§ Belge bölümü:
---*---

Oryantalist Sosyolojisi

Sait BAŞER

Yıllardan beri Türk insanının tarihi boyunca itibar ettiği “üç ontoloji” konusuna değiniriz. Varlığın mahiyetine dair bu üç kabulün sebepleri üzerinde epeyce durduk. Siyasi ve medeniyet tarihimiz bağlamındaki trajik sonuçlarına da zaman zaman değindik. (http://www.kirmizilar.com/…/255-kimlik,-kişilik,-ontik-kiml…)
Ancak Türk kültür tarihindeki Vahdet-i Vücut, Vahdet-i Şuhud ve pozitivist/materyalist ontolojileri ile ilgili, sonuçlarının analizlerine dair yapılacak daha pek çok çalışmaya ihtiyaç var.

Siyasilerimizce “tek vatan, tek bayrak, tek millet, tek devlet” sloganı etrafında öne sürülen hedef ve teşhisin isabeti hakkında da aynı türden analizlere ihtiyacımızın büyüklüğü gibi…
*
Millî karakter ve yeteneklerle toplumun inançları arasında direkt bir ilişki var. Bu kural bizim için de geçerlidir. Medeniyetimizin nüvesi inanma üslûbumuz çözülmeden anlaşılamaz.

Ancak, dinî meselelere fıkıh penceresinden bakmak mensubiyetlerin metanetini, kitlelere kazandırılan kimlikleri yeterince anlamaya kâfi değil.
Şeriat zeminine indirgenen kimlikler, mensupları üzerinde çok kolay ve kıyıcı operasyonlar yapılmasına açık hale gelmeye yol açııyor. Yakın geçmiş ve etrafta olup bitenlere kuşbakışı bakıvermek bu hükmümüzü teyide yeter. Nitekim “cemaatleş/tir/me” olaylarında da şeriate indirgenen Müceddidî yaklaşımın kolaylaştırıcı rolü açık.

Fıkha indirgenmiş din ve ona bağlılık temelli toplumsallaşmalarda gevşek bir algı, düşük seviyede bir bilinç, emir almaya, sembol dilinin sevkiyle davranmaya uygun bir tipoloji yaratılmaktadır…
Tasavvufun ruha dokunan inşacılığı ile haricî yaptırımlar ve sosyal düzenin temin ve sürdürülmesi esaslı fıkıh İslamcılığının kazandırdığı mensubiyet duyuşları arasında dağlar kadar fark var.

---*---

§ Sağlanan veriler:
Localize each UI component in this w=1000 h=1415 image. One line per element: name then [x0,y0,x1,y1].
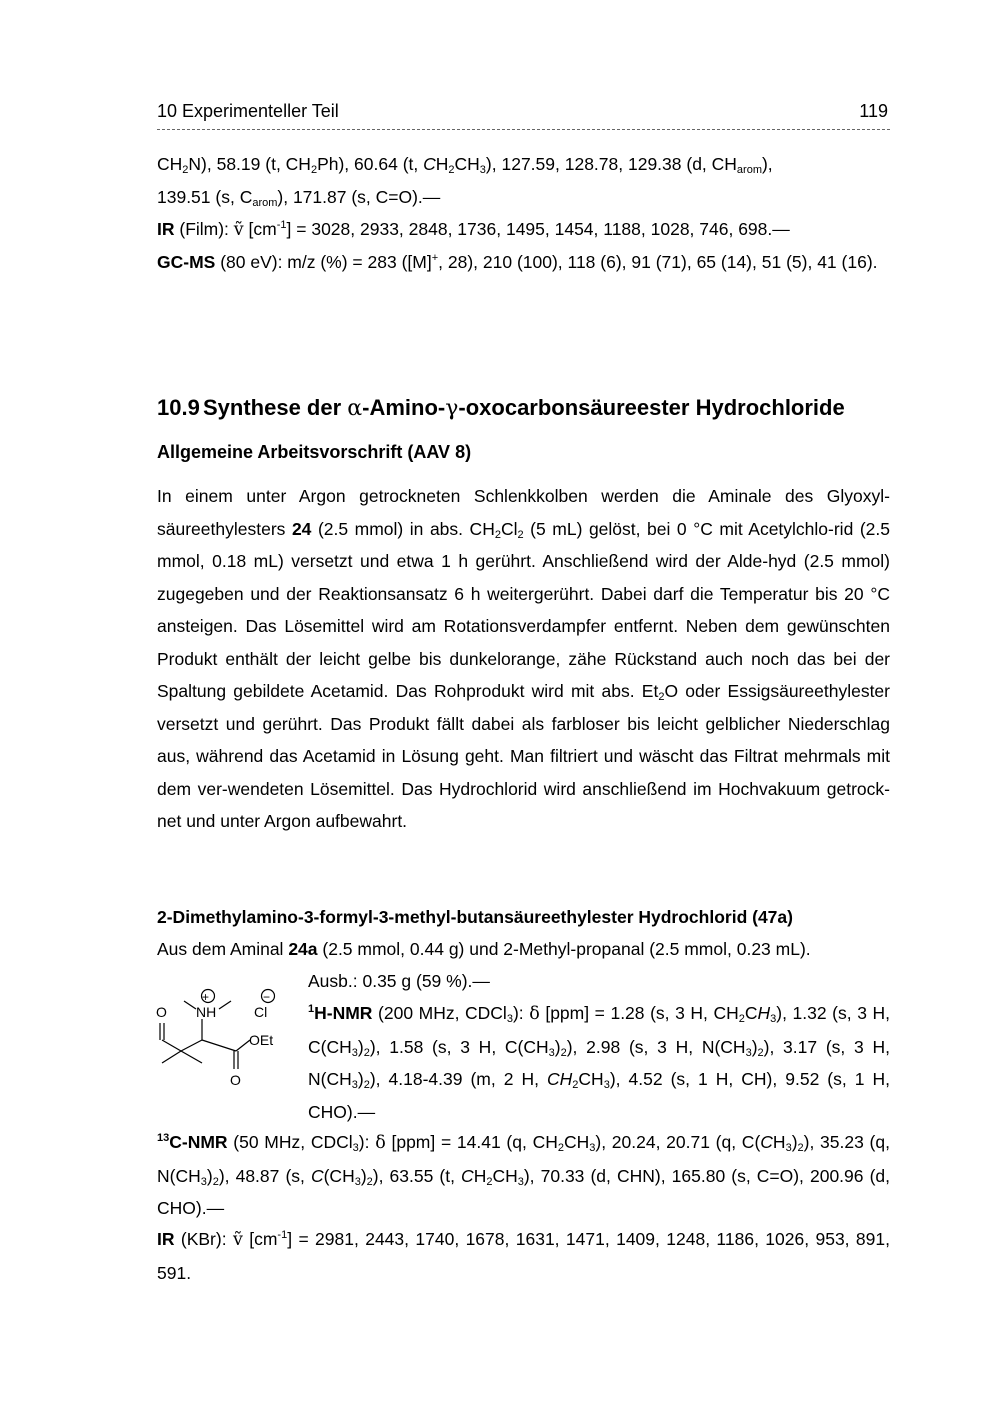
structure-label-nh: NH [196,1004,217,1020]
structure-label-cl: Cl [254,1004,268,1020]
section-heading: 10.9 Synthese der α-Amino-γ-oxocarbonsäureester Hydrochloride [157,395,845,421]
continuation-line-2: 139.51 (s, $C_{arom}$), 171.87 (s, C=O).— [157,187,441,209]
structure-label-plus: + [202,990,210,1004]
c-nmr-data: $^{13}$C-NMR (50 MHz, CDCl$_3$): δ [ppm] = 14.41 (q, $CH_2CH_3$), 20.24, 20.71 (q, $C(CH_3)_2$), 35.23 (q, $N(CH_3)_2$), 48.87 (s, $C(CH_3)_2$), 63.55 (t, $CH_2CH_3$), 70.33 (d, CHN), 165.80 (s, C=O), 200.96 (d, CHO).— [157,1132,890,1218]
chemical-structure [150,985,290,1095]
h-nmr-data: $^1$H-NMR (200 MHz, CDCl$_3$): δ [ppm] = 1.28 (s, 3 H, $CH_2CH_3$), 1.32 (s, 3 H, $C(CH_3)_2$), 1.58 (s, 3 H, $C(CH_3)_2$), 2.98 (s, 3 H, $N(CH_3)_2$), 3.17 (s, 3 H, $N(CH_3)_2$), 4.18-4.39 (m, 2 H, $CH_2CH_3$), 4.52 (s, 1 H, CH), 9.52 (s, 1 H, CHO).— [308,1003,891,1122]
compound-yield: Ausb.: 0.35 g (59 %).— [308,971,490,991]
structure-label-o-bottom: O [230,1072,241,1088]
compound-title: 2-Dimethylamino-3-formyl-3-methyl-butansäureethylester Hydrochlorid (47a) [157,907,793,927]
gcms-data: GC-MS (80 eV): m/z (%) = 283 ([M]+, 28), 210 (100), 118 (6), 91 (71), 65 (14), 51 (5), 41 (16). [157,252,878,272]
structure-label-minus: − [263,990,271,1004]
continuation-line-1: $CH_2N$), 58.19 (t, $CH_2Ph$), 60.64 (t, $CH_2CH_3$), 127.59, 128.78, 129.38 (d, $CH_{arom}$), [157,154,773,176]
procedure-paragraph: In einem unter Argon getrockneten Schlenkkolben werden die Aminale des Glyoxyl-säureethylesters 24 (2.5 mmol) in abs. $CH_2Cl_2$ (5 mL) gelöst, bei 0 °C mit Acetylchlo-rid (2.5 mmol, 0.18 mL) versetzt und etwa 1 h gerührt. Anschließend wird der Alde-hyd (2.5 mmol) zugegeben und der Reaktionsansatz 6 h weitergerührt. Dabei darf die Temperatur bis 20 °C ansteigen. Das Lösemittel wird am Rotationsverdampfer entfernt. Neben dem gewünschten Produkt enthält der leicht gelbe bis dunkelorange, zähe Rückstand auch noch das bei der Spaltung gebildete Acetamid. Das Rohprodukt wird mit abs. $Et_2O$ oder Essigsäureethylester versetzt und gerührt. Das Produkt fällt dabei als farbloser bis leicht gelblicher Niederschlag aus, während das Acetamid in Lösung geht. Man filtriert und wäscht das Filtrat mehrmals mit dem ver-wendeten Lösemittel. Das Hydrochlorid wird anschließend im Hochvakuum getrock-net und unter Argon aufbewahrt. [157,486,890,831]
compound-source: Aus dem Aminal 24a (2.5 mmol, 0.44 g) und 2-Methyl-propanal (2.5 mmol, 0.23 mL). [157,939,811,959]
ir-kbr-data: IR (KBr): ṽ $[cm^{-1}] = 2981$, 2443, 1740, 1678, 1631, 1471, 1409, 1248, 1186, 1026, 953, 891, 591. [157,1229,890,1283]
page-number: 119 [859,101,888,121]
chapter-title: 10 Experimenteller Teil [157,101,339,121]
page-header [157,99,890,130]
structure-label-oet: OEt [249,1032,274,1048]
subsection-heading: Allgemeine Arbeitsvorschrift (AAV 8) [157,442,472,462]
ir-film-data: IR (Film): ṽ $[cm^{-1}] = 3028$, 2933, 2848, 1736, 1495, 1454, 1188, 1028, 746, 698.— [157,219,790,240]
structure-label-o-top: O [156,1004,167,1020]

---*---

§ Görev ayrıntıları:
Türk toplumunun inanma üslubunu, fıkıh ve tasavvuf ayrımını ele alan yazıyı kaldığı yerden sürdürün. Satırlar, yazıdan bağımsız ayrı bir malzemedir.

§ Alıştırmanın cevabı:
Vahdet-i Vücut ontolojisinin mensupları, evvel emirde, baştan beri Türkmen/Yörük kitledir. Şehir halkımızın epeyce önemli bir kısmı da bu varlık kabulüne sahiptir. Bilhassa Alevî zümreler, Hz. Ali mahreçli silsilelerden gelen tarikat zümrelerinde istisnasız bu ontoloji hüküm sürmektedir. Hoca Ahmet Yesevî- Hacı Bektaş Velî hattı, Halvetiliğin bütün dalları, Sâdîler, Rıfaîler, Kadirîler, Müceddidiye dışında kalan Nakşî topluluklar, Cerrahîler, Mevlevîler… bu ontoloji bağlamında yaşaya geldiler. Bütün sanat ve fikir etkinliklerini o düzlemde yürüttüler, eserleri o anlayışın vücut bağlaması oldu… Dolayısıyle şehirlerdeki muhtelif farklı kavim mensuplarında da bu tasavvuf anlayışındaki buluşma ve aynı ontolojiyi benimsemenin getirdiği bir azamî müşterek paydası oluştu.

Vahdet-i Vücud temelli tasavvufî zümrelerin sosyolojisine, psikolojisine, mensubiyetleriyle siyasî tercihleri arasındaki bağlantılara yeterince eğilinmedi. Kezâ Vahdet-i Vücut kabulünden kaynaklanan değer yaratma mekanizmaları, kavramlaştırmalar, karakter inşâ teknik ve yöntemlerine de sosyolojik açıdan bakılmadı. Aynı bilgisizlik Vahdet-i Şühud eksenli zümreler için de materyalist zümreler adına da geçerli…
Halbuki şimdi, bu kabil konular üzerinde yapılmış yüzlerce doktora tezi, araştırmalar, kitaplık raflarımızda bulunmalıydı.
Aynı perspektifle hukuk tarihimiz, eğitim geçmişimiz, meslekî gruplaşmalar, sanat tarihimiz, estetik kabul türlerimiz, edebiyat türleri ve tarihleri de ele alınmamıştır.

Neden bestekarlarımız arasında, divan şiirimizde Vahdet-i Şühud ve materyalist ontolojisi mensupları yoktur? Neden övünç kaynağı olarak kullandığımız halde, klasik devrimizin yaratıcısı Vahdet-i Vücud ontolojisine ve ürettiği değerler manzumesine diğer iki zihniyetin reaksiyonları şaşılacak kadar birbirlerine benzemektedir?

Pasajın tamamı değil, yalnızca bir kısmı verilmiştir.